_REQUIREMENTS:_
Convert all of the records below into a numbered list with one line per item, skipping any blank lines. Leave the pictures out of your answer.

_MATERIAL TO PROCESS:_
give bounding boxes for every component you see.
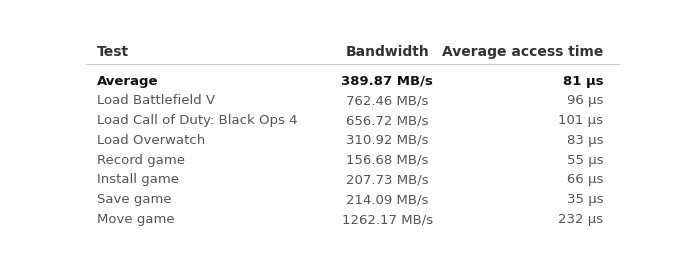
Text: 389.87 MB/s: 389.87 MB/s bbox=[341, 75, 433, 88]
Text: 83 μs: 83 μs bbox=[567, 134, 603, 147]
Text: 96 μs: 96 μs bbox=[567, 94, 603, 107]
Text: 81 μs: 81 μs bbox=[563, 75, 603, 88]
Text: 101 μs: 101 μs bbox=[558, 114, 603, 127]
Text: Average access time: Average access time bbox=[442, 44, 603, 59]
Text: Record game: Record game bbox=[96, 154, 184, 167]
Text: 214.09 MB/s: 214.09 MB/s bbox=[346, 193, 429, 206]
Text: 207.73 MB/s: 207.73 MB/s bbox=[346, 174, 429, 187]
Text: Bandwidth: Bandwidth bbox=[345, 44, 429, 59]
Text: Average: Average bbox=[96, 75, 158, 88]
Text: 156.68 MB/s: 156.68 MB/s bbox=[346, 154, 429, 167]
Text: 1262.17 MB/s: 1262.17 MB/s bbox=[342, 213, 433, 226]
Text: Move game: Move game bbox=[96, 213, 174, 226]
Text: Load Call of Duty: Black Ops 4: Load Call of Duty: Black Ops 4 bbox=[96, 114, 297, 127]
Text: 35 μs: 35 μs bbox=[567, 193, 603, 206]
Text: 66 μs: 66 μs bbox=[567, 174, 603, 187]
Text: Load Battlefield V: Load Battlefield V bbox=[96, 94, 215, 107]
Text: 232 μs: 232 μs bbox=[558, 213, 603, 226]
Text: 656.72 MB/s: 656.72 MB/s bbox=[346, 114, 429, 127]
Text: 310.92 MB/s: 310.92 MB/s bbox=[346, 134, 429, 147]
Text: Install game: Install game bbox=[96, 174, 179, 187]
Text: Test: Test bbox=[96, 44, 129, 59]
Text: 55 μs: 55 μs bbox=[567, 154, 603, 167]
Text: Load Overwatch: Load Overwatch bbox=[96, 134, 205, 147]
Text: Save game: Save game bbox=[96, 193, 171, 206]
Text: 762.46 MB/s: 762.46 MB/s bbox=[346, 94, 429, 107]
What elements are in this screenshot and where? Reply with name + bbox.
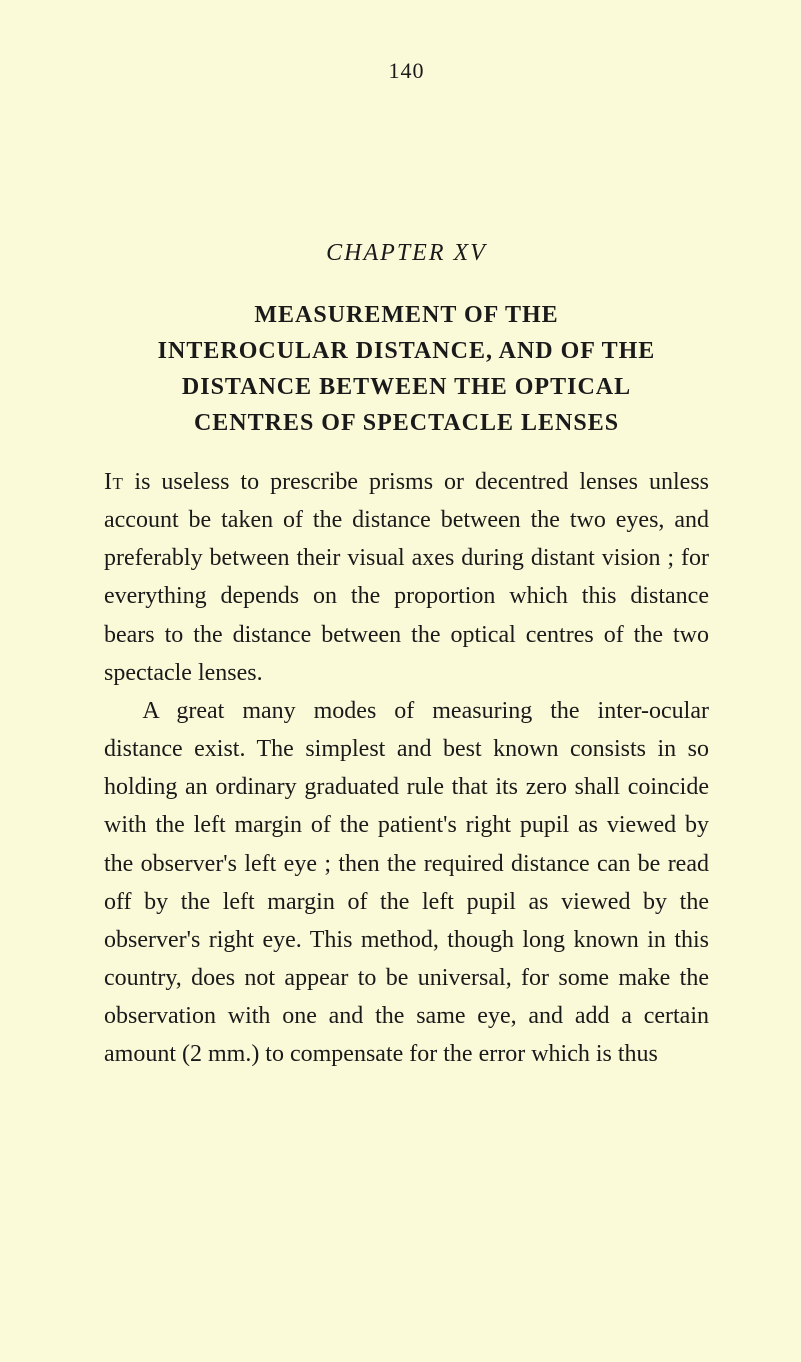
- para1-rest: is useless to prescribe prisms or decent…: [104, 469, 709, 686]
- paragraph-2: A great many modes of measuring the inte…: [104, 692, 709, 1074]
- body-text: It is useless to prescribe prisms or dec…: [104, 463, 709, 1074]
- chapter-label: CHAPTER XV: [104, 240, 709, 267]
- title-line-1: MEASUREMENT OF THE: [254, 302, 558, 328]
- title-line-3: DISTANCE BETWEEN THE OPTICAL: [182, 374, 631, 400]
- chapter-title: MEASUREMENT OF THE INTEROCULAR DISTANCE,…: [104, 297, 709, 441]
- para1-lead: It: [104, 469, 123, 495]
- title-line-4: CENTRES OF SPECTACLE LENSES: [194, 410, 619, 436]
- title-line-2: INTEROCULAR DISTANCE, AND OF THE: [158, 338, 656, 364]
- paragraph-1: It is useless to prescribe prisms or dec…: [104, 463, 709, 692]
- page-number: 140: [104, 58, 709, 84]
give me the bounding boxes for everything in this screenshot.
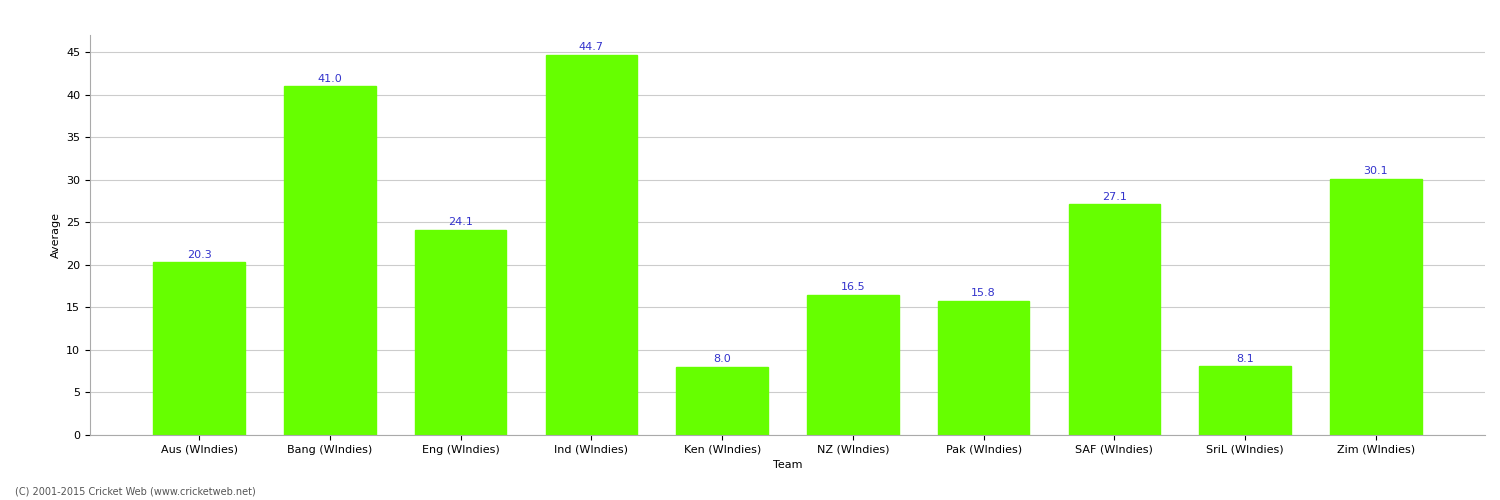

_SOLUTION:_
1. give bounding boxes for every component you see.
2. Text: 389.87 MB/s: 389.87 MB/s bbox=[341, 75, 433, 88]
3. Text: 83 μs: 83 μs bbox=[567, 134, 603, 147]
4. Text: 96 μs: 96 μs bbox=[567, 94, 603, 107]
5. Text: 81 μs: 81 μs bbox=[563, 75, 603, 88]
6. Text: 101 μs: 101 μs bbox=[558, 114, 603, 127]
7. Text: Average access time: Average access time bbox=[442, 44, 603, 59]
8. Text: Record game: Record game bbox=[96, 154, 184, 167]
9. Text: 214.09 MB/s: 214.09 MB/s bbox=[346, 193, 429, 206]
10. Text: 207.73 MB/s: 207.73 MB/s bbox=[346, 174, 429, 187]
11. Text: Bandwidth: Bandwidth bbox=[345, 44, 429, 59]
12. Text: Average: Average bbox=[96, 75, 158, 88]
13. Text: 156.68 MB/s: 156.68 MB/s bbox=[346, 154, 429, 167]
14. Text: 1262.17 MB/s: 1262.17 MB/s bbox=[342, 213, 433, 226]
15. Text: Move game: Move game bbox=[96, 213, 174, 226]
16. Text: Load Call of Duty: Black Ops 4: Load Call of Duty: Black Ops 4 bbox=[96, 114, 297, 127]
17. Text: 35 μs: 35 μs bbox=[567, 193, 603, 206]
18. Text: 66 μs: 66 μs bbox=[567, 174, 603, 187]
19. Text: Load Battlefield V: Load Battlefield V bbox=[96, 94, 215, 107]
20. Text: 232 μs: 232 μs bbox=[558, 213, 603, 226]
21. Text: 656.72 MB/s: 656.72 MB/s bbox=[346, 114, 429, 127]
22. Text: 310.92 MB/s: 310.92 MB/s bbox=[346, 134, 429, 147]
23. Text: Install game: Install game bbox=[96, 174, 179, 187]
24. Text: Test: Test bbox=[96, 44, 129, 59]
25. Text: 55 μs: 55 μs bbox=[567, 154, 603, 167]
26. Text: Load Overwatch: Load Overwatch bbox=[96, 134, 205, 147]
27. Text: Save game: Save game bbox=[96, 193, 171, 206]
28. Text: 762.46 MB/s: 762.46 MB/s bbox=[346, 94, 429, 107]
29. What elements are in this screenshot and where? Reply with name + bbox.
30. - para1-rest: is useless to prescribe prisms or decent…: [104, 469, 709, 686]
31. - paragraph-2: A great many modes of measuring the inte…: [104, 692, 709, 1074]
32. - body-text: It is useless to prescribe prisms or dec…: [104, 463, 709, 1074]
33. - chapter-label: CHAPTER XV: [104, 240, 709, 267]
34. - title-line-1: MEASUREMENT OF THE: [254, 302, 558, 328]
35. - title-line-3: DISTANCE BETWEEN THE OPTICAL: [182, 374, 631, 400]
36. - chapter-title: MEASUREMENT OF THE INTEROCULAR DISTANCE,…: [104, 297, 709, 441]
37. - para1-lead: It: [104, 469, 123, 495]
38. - title-line-4: CENTRES OF SPECTACLE LENSES: [194, 410, 619, 436]
39. - title-line-2: INTEROCULAR DISTANCE, AND OF THE: [158, 338, 656, 364]
40. - paragraph-1: It is useless to prescribe prisms or dec…: [104, 463, 709, 692]
41. - page-number: 140: [104, 58, 709, 84]
42. give me the bounding boxes for everything in this screenshot.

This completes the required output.